*Input*:

%%

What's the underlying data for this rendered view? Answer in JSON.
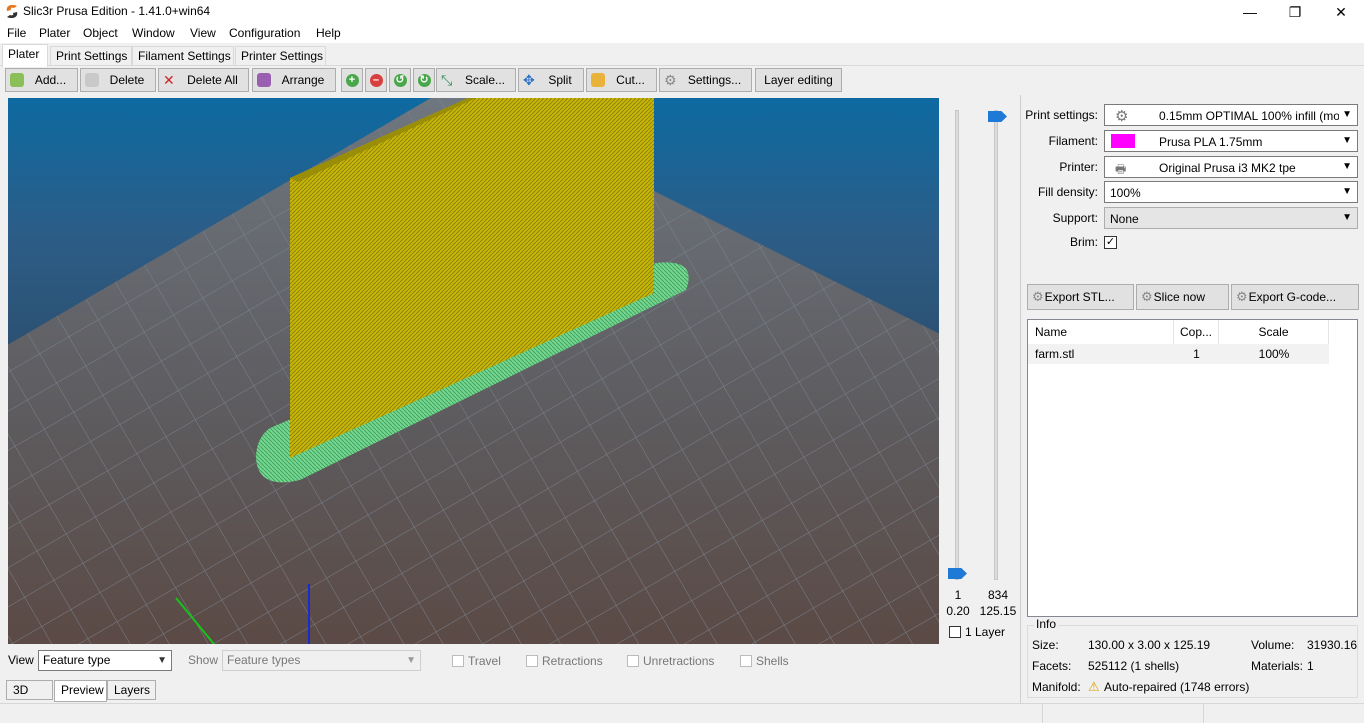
{
  "window": {
    "title": "Slic3r Prusa Edition - 1.41.0+win64",
    "minimize": "—",
    "maximize": "❐",
    "close": "✕"
  },
  "menu": [
    "File",
    "Plater",
    "Object",
    "Window",
    "View",
    "Configuration",
    "Help"
  ],
  "tabs": [
    "Plater",
    "Print Settings",
    "Filament Settings",
    "Printer Settings"
  ],
  "toolbar": {
    "add": "Add...",
    "delete": "Delete",
    "delete_all": "Delete All",
    "arrange": "Arrange",
    "scale": "Scale...",
    "split": "Split",
    "cut": "Cut...",
    "settings": "Settings...",
    "layer_editing": "Layer editing"
  },
  "layer_slider": {
    "min_layer": "1",
    "min_height": "0.20",
    "max_layer": "834",
    "max_height": "125.15",
    "one_layer": "1 Layer"
  },
  "preview_controls": {
    "view_label": "View",
    "view_value": "Feature type",
    "show_label": "Show",
    "show_value": "Feature types",
    "travel": "Travel",
    "retractions": "Retractions",
    "unretractions": "Unretractions",
    "shells": "Shells"
  },
  "bottom_tabs": [
    "3D",
    "Preview",
    "Layers"
  ],
  "settings": {
    "print_label": "Print settings:",
    "print_value": "0.15mm OPTIMAL 100% infill (mod",
    "filament_label": "Filament:",
    "filament_value": "Prusa PLA 1.75mm",
    "filament_color": "#ff00ff",
    "printer_label": "Printer:",
    "printer_value": "Original Prusa i3 MK2 tpe",
    "fill_label": "Fill density:",
    "fill_value": "100%",
    "support_label": "Support:",
    "support_value": "None",
    "brim_label": "Brim:",
    "brim_checked": true
  },
  "actions": {
    "export_stl": "Export STL...",
    "slice_now": "Slice now",
    "export_gcode": "Export G-code..."
  },
  "object_list": {
    "columns": [
      "Name",
      "Cop...",
      "Scale"
    ],
    "rows": [
      {
        "name": "farm.stl",
        "copies": "1",
        "scale": "100%"
      }
    ]
  },
  "info": {
    "title": "Info",
    "size_label": "Size:",
    "size_value": "130.00 x 3.00 x 125.19",
    "volume_label": "Volume:",
    "volume_value": "31930.16",
    "facets_label": "Facets:",
    "facets_value": "525112 (1 shells)",
    "materials_label": "Materials:",
    "materials_value": "1",
    "manifold_label": "Manifold:",
    "manifold_value": "Auto-repaired (1748 errors)"
  }
}
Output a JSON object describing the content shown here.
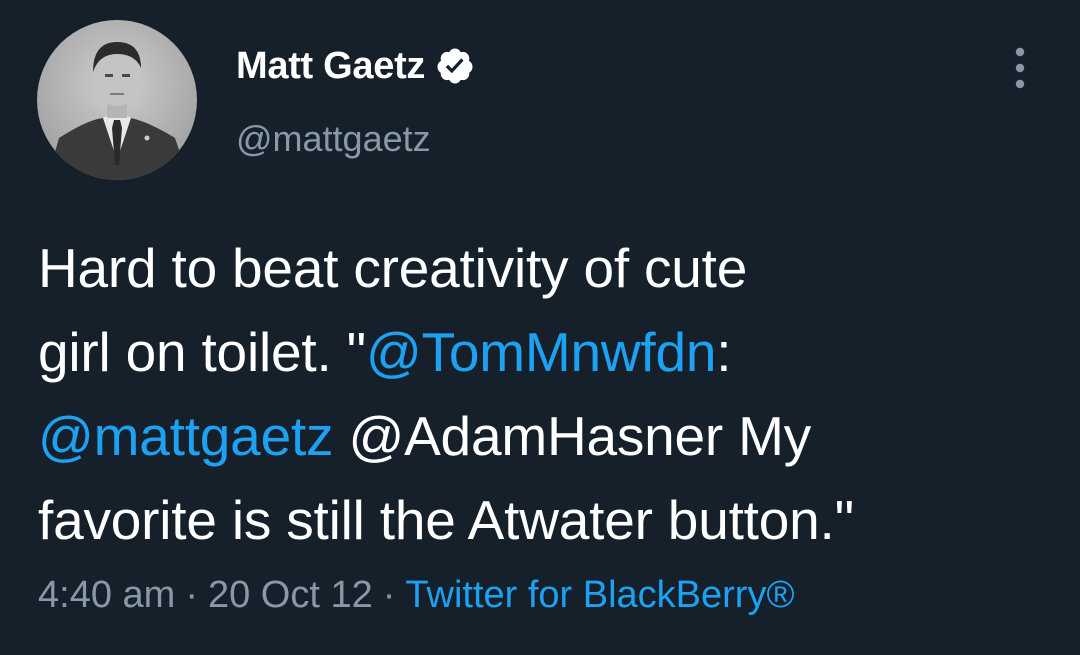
{
  "colors": {
    "background": "#15202b",
    "text": "#ffffff",
    "secondary": "#8899a6",
    "link": "#1da1f2"
  },
  "author": {
    "display_name": "Matt Gaetz",
    "handle": "@mattgaetz",
    "verified": true,
    "verified_icon": "verified-badge-icon",
    "avatar_icon": "profile-photo"
  },
  "menu": {
    "icon": "more-vertical-icon"
  },
  "tweet": {
    "line1": "Hard to beat creativity of cute",
    "line2_text": "girl on toilet. \"",
    "line2_mention": "@TomMnwfdn",
    "line2_tail": ":",
    "line3_mention": "@mattgaetz",
    "line3_tail": " @AdamHasner My",
    "line4": "favorite is still the Atwater button.\""
  },
  "meta": {
    "time": "4:40 am",
    "separator": "·",
    "date": "20 Oct 12",
    "source": "Twitter for BlackBerry®"
  }
}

%%

*Exercise goal*:
Find the lines containing "verified" and list every one of them.

*Solution to this exercise*:
    "verified": true,
    "verified_icon": "verified-badge-icon",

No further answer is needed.